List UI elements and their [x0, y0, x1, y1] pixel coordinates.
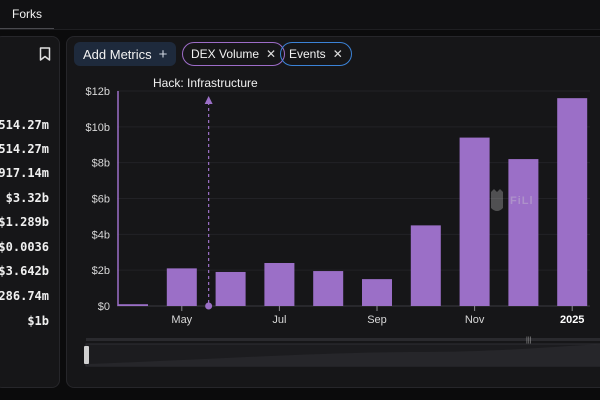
- scroll-grip-icon[interactable]: |||: [526, 337, 532, 344]
- x-tick-label: Nov: [465, 314, 485, 326]
- bar-nov[interactable]: [459, 137, 490, 306]
- bar-oct[interactable]: [410, 225, 441, 306]
- stat-value: $1b: [27, 314, 49, 328]
- stat-value: $514.27m: [0, 118, 49, 132]
- stat-value: $0.0036: [0, 240, 49, 254]
- watermark: FiLl: [488, 188, 534, 214]
- metric-chip-label: Events: [289, 47, 326, 61]
- bar-sep[interactable]: [362, 279, 392, 306]
- metric-chip-events[interactable]: Events ✕: [280, 42, 352, 66]
- stat-value: $514.27m: [0, 142, 49, 156]
- x-tick-label: May: [171, 314, 192, 326]
- close-icon[interactable]: ✕: [332, 47, 343, 61]
- x-tick-label: Sep: [367, 314, 387, 326]
- y-tick-label: $10b: [86, 122, 110, 134]
- y-tick-label: $12b: [86, 86, 110, 98]
- metric-chip-label: DEX Volume: [191, 47, 260, 61]
- add-metrics-button[interactable]: Add Metrics +: [74, 42, 177, 66]
- range-handle-left[interactable]: [84, 346, 89, 364]
- y-tick-label: $6b: [92, 194, 110, 206]
- stat-value: $3.32b: [5, 191, 49, 205]
- stats-panel: $514.27m $514.27m $917.14m $3.32b $1.289…: [0, 36, 60, 388]
- stat-value: $286.74m: [0, 289, 49, 303]
- arrow-up-icon: [204, 96, 213, 104]
- watermark-text: FiLl: [510, 195, 534, 207]
- bar-dec[interactable]: [508, 159, 539, 306]
- chart-panel: [66, 36, 600, 388]
- add-metrics-label: Add Metrics: [83, 46, 152, 62]
- bar-may[interactable]: [166, 268, 197, 306]
- y-tick-label: $8b: [92, 158, 110, 170]
- metric-chip-dex-volume[interactable]: DEX Volume ✕: [182, 42, 286, 66]
- tab-forks[interactable]: Forks: [0, 0, 54, 29]
- y-tick-label: $0: [98, 301, 110, 313]
- bar-aug[interactable]: [313, 271, 344, 306]
- bar-jun[interactable]: [215, 271, 246, 306]
- y-tick-label: $2b: [92, 265, 110, 277]
- x-tick-label: 2025: [560, 314, 584, 326]
- range-slider[interactable]: |||: [84, 337, 600, 367]
- x-tick-label: Jul: [272, 314, 286, 326]
- bar-jul[interactable]: [264, 263, 295, 306]
- event-marker-dot[interactable]: [205, 302, 213, 310]
- close-icon[interactable]: ✕: [266, 47, 277, 61]
- bookmark-icon[interactable]: [39, 47, 51, 61]
- y-tick-label: $4b: [92, 229, 110, 241]
- stat-value: $917.14m: [0, 166, 49, 180]
- bar-2025[interactable]: [557, 98, 588, 307]
- plus-icon: +: [158, 45, 168, 63]
- stat-value: $1.289b: [0, 215, 49, 229]
- annotation-label: Hack: Infrastructure: [153, 76, 258, 90]
- watermark-logo-icon: [491, 189, 503, 211]
- stat-value: $3.642b: [0, 264, 49, 278]
- tab-bar: Forks: [0, 0, 600, 30]
- bar-apr[interactable]: [118, 304, 148, 306]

◆ **TASK DESCRIPTION**: Rewrite the entries above with every "DEX Volume" changed to "Trading Volume" and nothing else altered. Omit the picture.

◆ **RESPONSE TO THE EXERCISE**:
List UI elements and their [x0, y0, x1, y1] pixel coordinates.
- scroll-grip-icon[interactable]: |||: [526, 337, 532, 344]
- x-tick-label: Nov: [465, 314, 485, 326]
- bar-nov[interactable]: [459, 137, 490, 306]
- bar-oct[interactable]: [410, 225, 441, 306]
- stat-value: $1b: [27, 314, 49, 328]
- stat-value: $514.27m: [0, 118, 49, 132]
- stat-value: $0.0036: [0, 240, 49, 254]
- watermark: FiLl: [488, 188, 534, 214]
- metric-chip-label: Events: [289, 47, 326, 61]
- bar-sep[interactable]: [362, 279, 392, 306]
- metric-chip-events[interactable]: Events ✕: [280, 42, 352, 66]
- stat-value: $514.27m: [0, 142, 49, 156]
- x-tick-label: May: [171, 314, 192, 326]
- close-icon[interactable]: ✕: [332, 47, 343, 61]
- x-tick-label: Sep: [367, 314, 387, 326]
- y-tick-label: $10b: [86, 122, 110, 134]
- y-tick-label: $12b: [86, 86, 110, 98]
- metric-chip-label: Trading Volume: [191, 47, 260, 61]
- add-metrics-button[interactable]: Add Metrics +: [74, 42, 177, 66]
- range-handle-left[interactable]: [84, 346, 89, 364]
- y-tick-label: $6b: [92, 194, 110, 206]
- stat-value: $3.32b: [5, 191, 49, 205]
- stats-panel: $514.27m $514.27m $917.14m $3.32b $1.289…: [0, 36, 60, 388]
- stat-value: $286.74m: [0, 289, 49, 303]
- arrow-up-icon: [204, 96, 213, 104]
- watermark-text: FiLl: [510, 195, 534, 207]
- bar-dec[interactable]: [508, 159, 539, 306]
- chart-panel: [66, 36, 600, 388]
- add-metrics-label: Add Metrics: [83, 46, 152, 62]
- bar-may[interactable]: [166, 268, 197, 306]
- y-tick-label: $8b: [92, 158, 110, 170]
- metric-chip-dex-volume[interactable]: Trading Volume ✕: [182, 42, 286, 66]
- tab-forks[interactable]: Forks: [0, 0, 54, 29]
- y-tick-label: $0: [98, 301, 110, 313]
- bar-aug[interactable]: [313, 271, 344, 306]
- bar-jun[interactable]: [215, 271, 246, 306]
- y-tick-label: $2b: [92, 265, 110, 277]
- x-tick-label: 2025: [560, 314, 584, 326]
- range-slider[interactable]: |||: [84, 337, 600, 367]
- x-tick-label: Jul: [272, 314, 286, 326]
- bar-jul[interactable]: [264, 263, 295, 306]
- event-marker-dot[interactable]: [205, 302, 213, 310]
- close-icon[interactable]: ✕: [266, 47, 277, 61]
- bookmark-icon[interactable]: [39, 47, 51, 61]
- y-tick-label: $4b: [92, 229, 110, 241]
- stat-value: $917.14m: [0, 166, 49, 180]
- bar-2025[interactable]: [557, 98, 588, 307]
- plus-icon: +: [158, 45, 168, 63]
- stat-value: $1.289b: [0, 215, 49, 229]
- annotation-label: Hack: Infrastructure: [153, 76, 258, 90]
- watermark-logo-icon: [491, 189, 503, 211]
- stat-value: $3.642b: [0, 264, 49, 278]
- tab-bar: Forks: [0, 0, 600, 30]
- bar-apr[interactable]: [118, 304, 148, 306]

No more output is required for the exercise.